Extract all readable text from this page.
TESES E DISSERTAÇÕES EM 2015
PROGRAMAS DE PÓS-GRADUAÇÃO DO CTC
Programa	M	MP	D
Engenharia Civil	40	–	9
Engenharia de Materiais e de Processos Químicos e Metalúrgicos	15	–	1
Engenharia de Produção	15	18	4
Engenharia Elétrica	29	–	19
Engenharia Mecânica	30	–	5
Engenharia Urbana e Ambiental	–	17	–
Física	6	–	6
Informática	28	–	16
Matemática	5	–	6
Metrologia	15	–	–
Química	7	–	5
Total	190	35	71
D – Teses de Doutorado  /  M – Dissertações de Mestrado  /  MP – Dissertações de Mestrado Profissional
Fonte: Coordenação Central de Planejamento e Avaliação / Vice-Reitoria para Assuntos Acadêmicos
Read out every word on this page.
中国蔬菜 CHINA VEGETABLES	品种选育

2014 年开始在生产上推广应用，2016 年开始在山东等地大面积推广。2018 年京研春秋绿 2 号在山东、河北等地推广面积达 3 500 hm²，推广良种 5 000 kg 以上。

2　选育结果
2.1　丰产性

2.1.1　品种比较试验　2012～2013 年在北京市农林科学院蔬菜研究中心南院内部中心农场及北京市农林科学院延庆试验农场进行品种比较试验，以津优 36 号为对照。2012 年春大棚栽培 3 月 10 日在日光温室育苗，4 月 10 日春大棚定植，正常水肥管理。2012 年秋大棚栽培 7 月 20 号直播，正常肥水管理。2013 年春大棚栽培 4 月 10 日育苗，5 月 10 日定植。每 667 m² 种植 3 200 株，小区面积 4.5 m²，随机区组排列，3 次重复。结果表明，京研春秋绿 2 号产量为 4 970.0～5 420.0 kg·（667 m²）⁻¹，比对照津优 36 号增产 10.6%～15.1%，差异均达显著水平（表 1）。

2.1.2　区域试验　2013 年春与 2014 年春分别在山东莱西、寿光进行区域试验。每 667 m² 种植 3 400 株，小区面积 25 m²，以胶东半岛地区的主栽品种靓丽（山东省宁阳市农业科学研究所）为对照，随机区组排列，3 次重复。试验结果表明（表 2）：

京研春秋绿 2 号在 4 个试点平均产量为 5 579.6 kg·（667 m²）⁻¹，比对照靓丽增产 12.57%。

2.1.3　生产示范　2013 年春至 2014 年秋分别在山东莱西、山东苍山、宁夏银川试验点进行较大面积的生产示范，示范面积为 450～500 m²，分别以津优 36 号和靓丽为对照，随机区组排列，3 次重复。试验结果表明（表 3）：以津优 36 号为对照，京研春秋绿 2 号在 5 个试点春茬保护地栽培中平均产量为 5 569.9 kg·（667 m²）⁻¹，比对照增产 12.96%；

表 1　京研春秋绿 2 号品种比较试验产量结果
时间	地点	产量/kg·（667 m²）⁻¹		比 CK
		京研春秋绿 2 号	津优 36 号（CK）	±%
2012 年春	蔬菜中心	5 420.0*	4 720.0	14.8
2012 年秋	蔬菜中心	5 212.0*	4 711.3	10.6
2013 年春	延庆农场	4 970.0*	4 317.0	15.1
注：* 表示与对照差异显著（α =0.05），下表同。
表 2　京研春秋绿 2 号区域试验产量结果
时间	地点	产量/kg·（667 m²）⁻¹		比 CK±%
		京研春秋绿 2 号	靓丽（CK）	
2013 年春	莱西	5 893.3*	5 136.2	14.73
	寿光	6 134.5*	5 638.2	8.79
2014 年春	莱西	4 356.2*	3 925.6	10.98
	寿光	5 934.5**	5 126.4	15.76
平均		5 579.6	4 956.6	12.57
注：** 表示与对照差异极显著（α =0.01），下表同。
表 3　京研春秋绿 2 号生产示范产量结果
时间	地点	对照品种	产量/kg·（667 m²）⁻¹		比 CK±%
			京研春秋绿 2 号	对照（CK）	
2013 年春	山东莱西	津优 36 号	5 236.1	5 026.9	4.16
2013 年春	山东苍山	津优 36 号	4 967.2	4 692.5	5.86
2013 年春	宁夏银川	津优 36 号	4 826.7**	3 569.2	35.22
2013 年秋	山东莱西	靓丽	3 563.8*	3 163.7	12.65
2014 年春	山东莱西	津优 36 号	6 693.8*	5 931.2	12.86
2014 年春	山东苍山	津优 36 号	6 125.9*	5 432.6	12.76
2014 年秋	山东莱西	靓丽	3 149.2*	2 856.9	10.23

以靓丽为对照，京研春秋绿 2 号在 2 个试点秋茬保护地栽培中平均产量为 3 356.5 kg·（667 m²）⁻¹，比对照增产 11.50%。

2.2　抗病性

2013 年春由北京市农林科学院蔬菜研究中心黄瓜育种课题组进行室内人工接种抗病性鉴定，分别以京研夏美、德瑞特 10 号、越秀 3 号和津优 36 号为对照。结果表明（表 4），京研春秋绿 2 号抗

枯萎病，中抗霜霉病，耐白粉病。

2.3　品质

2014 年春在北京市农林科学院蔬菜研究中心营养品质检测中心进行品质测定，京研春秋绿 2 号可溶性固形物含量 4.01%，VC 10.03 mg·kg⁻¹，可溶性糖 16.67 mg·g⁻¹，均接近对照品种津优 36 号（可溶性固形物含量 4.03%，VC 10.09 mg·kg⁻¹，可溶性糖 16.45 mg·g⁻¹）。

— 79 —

========

* _BRIEF_
Return all of the data precisely as it appears.

* _TASK RESULT_
Extract all readable text from this page.
TESES E DISSERTAÇÕES EM 2015
PROGRAMAS DE PÓS-GRADUAÇÃO DO CTC
Programa	M	MP	D
Engenharia Civil	40	–	9
Engenharia de Materiais e de Processos Químicos e Metalúrgicos	15	–	1
Engenharia de Produção	15	18	4
Engenharia Elétrica	29	–	19
Engenharia Mecânica	30	–	5
Engenharia Urbana e Ambiental	–	17	–
Física	6	–	6
Informática	28	–	16
Matemática	5	–	6
Metrologia	15	–	–
Química	7	–	5
Total	190	35	71
D – Teses de Doutorado  /  M – Dissertações de Mestrado  /  MP – Dissertações de Mestrado Profissional
Fonte: Coordenação Central de Planejamento e Avaliação / Vice-Reitoria para Assuntos Acadêmicos
Read out every word on this page.
中国蔬菜 CHINA VEGETABLES	品种选育

2014 年开始在生产上推广应用，2016 年开始在山东等地大面积推广。2018 年京研春秋绿 2 号在山东、河北等地推广面积达 3 500 hm²，推广良种 5 000 kg 以上。

2　选育结果
2.1　丰产性

2.1.1　品种比较试验　2012～2013 年在北京市农林科学院蔬菜研究中心南院内部中心农场及北京市农林科学院延庆试验农场进行品种比较试验，以津优 36 号为对照。2012 年春大棚栽培 3 月 10 日在日光温室育苗，4 月 10 日春大棚定植，正常水肥管理。2012 年秋大棚栽培 7 月 20 号直播，正常肥水管理。2013 年春大棚栽培 4 月 10 日育苗，5 月 10 日定植。每 667 m² 种植 3 200 株，小区面积 4.5 m²，随机区组排列，3 次重复。结果表明，京研春秋绿 2 号产量为 4 970.0～5 420.0 kg·（667 m²）⁻¹，比对照津优 36 号增产 10.6%～15.1%，差异均达显著水平（表 1）。

2.1.2　区域试验　2013 年春与 2014 年春分别在山东莱西、寿光进行区域试验。每 667 m² 种植 3 400 株，小区面积 25 m²，以胶东半岛地区的主栽品种靓丽（山东省宁阳市农业科学研究所）为对照，随机区组排列，3 次重复。试验结果表明（表 2）：

京研春秋绿 2 号在 4 个试点平均产量为 5 579.6 kg·（667 m²）⁻¹，比对照靓丽增产 12.57%。

2.1.3　生产示范　2013 年春至 2014 年秋分别在山东莱西、山东苍山、宁夏银川试验点进行较大面积的生产示范，示范面积为 450～500 m²，分别以津优 36 号和靓丽为对照，随机区组排列，3 次重复。试验结果表明（表 3）：以津优 36 号为对照，京研春秋绿 2 号在 5 个试点春茬保护地栽培中平均产量为 5 569.9 kg·（667 m²）⁻¹，比对照增产 12.96%；

表 1　京研春秋绿 2 号品种比较试验产量结果
时间	地点	产量/kg·（667 m²）⁻¹		比 CK
		京研春秋绿 2 号	津优 36 号（CK）	±%
2012 年春	蔬菜中心	5 420.0*	4 720.0	14.8
2012 年秋	蔬菜中心	5 212.0*	4 711.3	10.6
2013 年春	延庆农场	4 970.0*	4 317.0	15.1
注：* 表示与对照差异显著（α =0.05），下表同。
表 2　京研春秋绿 2 号区域试验产量结果
时间	地点	产量/kg·（667 m²）⁻¹		比 CK±%
		京研春秋绿 2 号	靓丽（CK）	
2013 年春	莱西	5 893.3*	5 136.2	14.73
	寿光	6 134.5*	5 638.2	8.79
2014 年春	莱西	4 356.2*	3 925.6	10.98
	寿光	5 934.5**	5 126.4	15.76
平均		5 579.6	4 956.6	12.57
注：** 表示与对照差异极显著（α =0.01），下表同。
表 3　京研春秋绿 2 号生产示范产量结果
时间	地点	对照品种	产量/kg·（667 m²）⁻¹		比 CK±%
			京研春秋绿 2 号	对照（CK）	
2013 年春	山东莱西	津优 36 号	5 236.1	5 026.9	4.16
2013 年春	山东苍山	津优 36 号	4 967.2	4 692.5	5.86
2013 年春	宁夏银川	津优 36 号	4 826.7**	3 569.2	35.22
2013 年秋	山东莱西	靓丽	3 563.8*	3 163.7	12.65
2014 年春	山东莱西	津优 36 号	6 693.8*	5 931.2	12.86
2014 年春	山东苍山	津优 36 号	6 125.9*	5 432.6	12.76
2014 年秋	山东莱西	靓丽	3 149.2*	2 856.9	10.23

以靓丽为对照，京研春秋绿 2 号在 2 个试点秋茬保护地栽培中平均产量为 3 356.5 kg·（667 m²）⁻¹，比对照增产 11.50%。

2.2　抗病性

2013 年春由北京市农林科学院蔬菜研究中心黄瓜育种课题组进行室内人工接种抗病性鉴定，分别以京研夏美、德瑞特 10 号、越秀 3 号和津优 36 号为对照。结果表明（表 4），京研春秋绿 2 号抗

枯萎病，中抗霜霉病，耐白粉病。

2.3　品质

2014 年春在北京市农林科学院蔬菜研究中心营养品质检测中心进行品质测定，京研春秋绿 2 号可溶性固形物含量 4.01%，VC 10.03 mg·kg⁻¹，可溶性糖 16.67 mg·g⁻¹，均接近对照品种津优 36 号（可溶性固形物含量 4.03%，VC 10.09 mg·kg⁻¹，可溶性糖 16.45 mg·g⁻¹）。

— 79 —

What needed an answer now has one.